• _What you will do_: Pull every line of the entries that has the word "color".

Records from a collection of figures:
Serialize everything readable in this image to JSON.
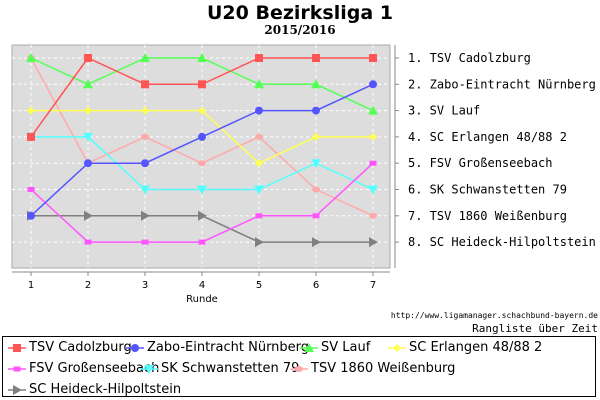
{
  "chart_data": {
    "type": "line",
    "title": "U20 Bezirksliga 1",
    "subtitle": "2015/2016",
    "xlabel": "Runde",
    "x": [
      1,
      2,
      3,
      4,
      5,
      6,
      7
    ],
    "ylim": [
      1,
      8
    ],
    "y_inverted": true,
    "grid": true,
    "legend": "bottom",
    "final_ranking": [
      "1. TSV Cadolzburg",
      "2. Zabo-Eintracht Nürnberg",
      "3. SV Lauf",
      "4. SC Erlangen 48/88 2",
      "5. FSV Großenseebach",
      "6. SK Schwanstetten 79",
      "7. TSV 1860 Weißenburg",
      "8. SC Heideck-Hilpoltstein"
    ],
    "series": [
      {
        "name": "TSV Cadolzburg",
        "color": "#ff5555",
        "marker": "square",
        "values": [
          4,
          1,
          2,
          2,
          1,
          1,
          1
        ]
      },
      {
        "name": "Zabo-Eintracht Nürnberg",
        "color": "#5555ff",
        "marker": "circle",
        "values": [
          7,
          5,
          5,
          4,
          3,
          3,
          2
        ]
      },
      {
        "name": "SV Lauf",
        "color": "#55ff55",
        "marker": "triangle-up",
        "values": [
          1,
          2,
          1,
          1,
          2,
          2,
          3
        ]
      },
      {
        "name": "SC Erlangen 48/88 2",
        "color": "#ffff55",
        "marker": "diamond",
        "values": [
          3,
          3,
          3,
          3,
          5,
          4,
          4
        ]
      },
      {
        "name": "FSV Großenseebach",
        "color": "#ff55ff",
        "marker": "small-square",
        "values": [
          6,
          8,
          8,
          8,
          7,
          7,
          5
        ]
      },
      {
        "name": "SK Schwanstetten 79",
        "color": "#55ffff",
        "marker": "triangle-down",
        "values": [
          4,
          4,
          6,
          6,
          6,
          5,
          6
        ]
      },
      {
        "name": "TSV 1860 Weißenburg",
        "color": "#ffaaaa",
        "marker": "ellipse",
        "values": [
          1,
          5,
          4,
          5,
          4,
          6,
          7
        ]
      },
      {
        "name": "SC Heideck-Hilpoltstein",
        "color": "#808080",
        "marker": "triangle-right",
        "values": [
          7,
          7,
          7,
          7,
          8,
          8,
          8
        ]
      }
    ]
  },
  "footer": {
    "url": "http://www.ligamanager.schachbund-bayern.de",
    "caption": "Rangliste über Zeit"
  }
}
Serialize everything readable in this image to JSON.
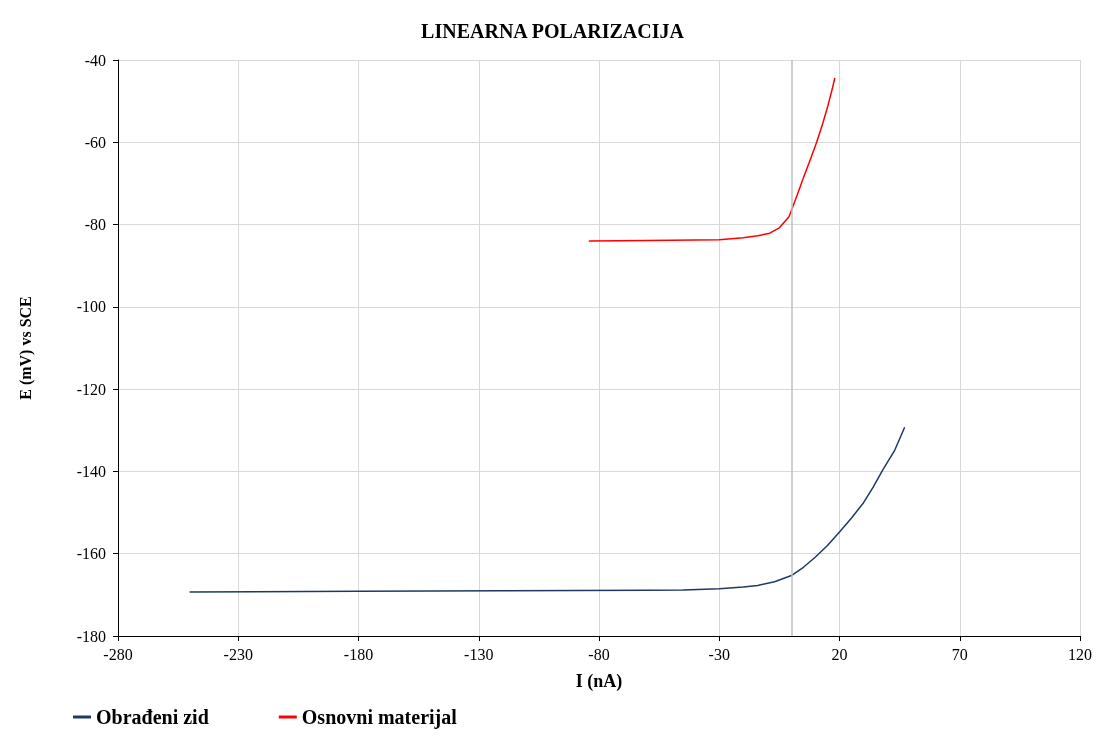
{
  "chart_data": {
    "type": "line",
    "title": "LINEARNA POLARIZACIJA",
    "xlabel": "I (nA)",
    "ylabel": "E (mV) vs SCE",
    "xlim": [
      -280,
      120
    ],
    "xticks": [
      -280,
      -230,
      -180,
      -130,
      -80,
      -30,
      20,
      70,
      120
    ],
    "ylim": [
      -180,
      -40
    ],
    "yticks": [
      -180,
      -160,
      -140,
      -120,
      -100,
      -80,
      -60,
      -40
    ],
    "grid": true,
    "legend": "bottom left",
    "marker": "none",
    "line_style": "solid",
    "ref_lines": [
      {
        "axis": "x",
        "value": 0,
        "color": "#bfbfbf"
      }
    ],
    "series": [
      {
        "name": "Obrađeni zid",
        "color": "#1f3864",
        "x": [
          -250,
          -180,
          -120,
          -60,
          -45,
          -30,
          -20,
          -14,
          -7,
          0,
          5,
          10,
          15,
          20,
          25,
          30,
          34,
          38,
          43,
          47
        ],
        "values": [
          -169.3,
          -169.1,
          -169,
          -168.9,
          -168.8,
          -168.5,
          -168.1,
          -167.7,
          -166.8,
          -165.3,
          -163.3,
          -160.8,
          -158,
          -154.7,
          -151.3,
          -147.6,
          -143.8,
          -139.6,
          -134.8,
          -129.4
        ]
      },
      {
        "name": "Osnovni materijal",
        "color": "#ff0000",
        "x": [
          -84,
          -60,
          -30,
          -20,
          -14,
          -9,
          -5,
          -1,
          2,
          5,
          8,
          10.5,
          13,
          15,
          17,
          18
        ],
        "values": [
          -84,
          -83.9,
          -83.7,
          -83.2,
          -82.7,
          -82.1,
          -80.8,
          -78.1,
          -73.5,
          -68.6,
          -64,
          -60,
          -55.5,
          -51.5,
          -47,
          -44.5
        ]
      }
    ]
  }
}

• _Finished exercise_:
        "color": "#ff5555",
        "color": "#5555ff",
        "color": "#55ff55",
        "color": "#ffff55",
        "color": "#ff55ff",
        "color": "#55ffff",
        "color": "#ffaaaa",
        "color": "#808080",
        "color": "#bfbfbf"
        "color": "#1f3864",
        "color": "#ff0000",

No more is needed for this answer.